» Text to read
----
By Donald Zuhn --
Earlier this month, the U.S. Patent and Trademark Office published four Federal Register notices as part of its efforts to implement the Leahy-Smith America Invents Act. Last week, we discussed the Office's notice regarding implementation of the AIA's miscellaneous post patent provisions and preissuance submissions provision (see links below). Today, we address the Office's notice regarding "Implementation of Statute of Limitations Provisions for Office Disciplinary Proceedings" (77 Fed. Reg. 457).
Section 32 of Title 35, which concerns the suspension or exclusion from practice, reads as follows
The Director may, after notice and opportunity for a hearing, suspend or exclude, either generally or in any particular case, from further practice before the Patent and Trademark Office, any person, agent, or attorney shown to be incompetent or disreputable, or guilty of gross misconduct, or who does not comply with the regulations established under section 2(b)(2)(D) of this title, or who shall, by word, circular, letter, or advertising, with intent to defraud in any manner, deceive, mislead, or threaten any applicant or prospective applicant, or other person having immediate or prospective business before the Office. The reasons for any such suspension or exclusion shall be duly recorded. The Director shall have the discretion to designate any attorney who is an officer or employee of the United States Patent and Trademark Office to conduct the hearing required by this section. The United States District Court for the District of Columbia, under such conditions and upon such proceedings as it by its rules determines, may review the action of the Director upon the petition of the person so refused recognition or so suspended or excluded.
----
» Raw data
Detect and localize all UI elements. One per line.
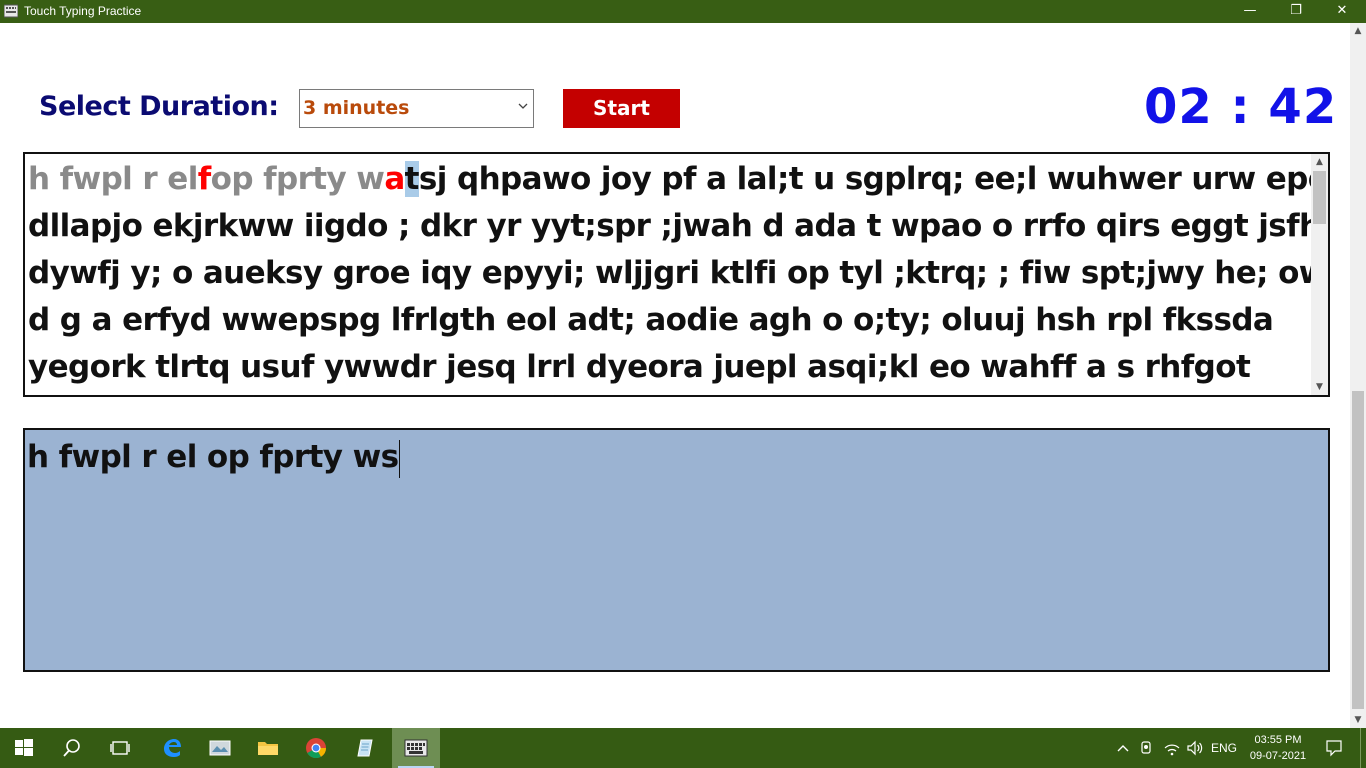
----
» Prompt
Answer these questions using the article on Patent Office disciplinary proceedings above.
(a) How many Federal Register notices did the Office publish earlier this month?
(b) What Federal Register citation is given for the notice on statute of limitations provisions?
(c) Which court may review the Director's action on a petition from a suspended or excluded person?

» Task result
(a) Four.
(b) 77 Fed. Reg. 457.
(c) The United States District Court for the District of Columbia.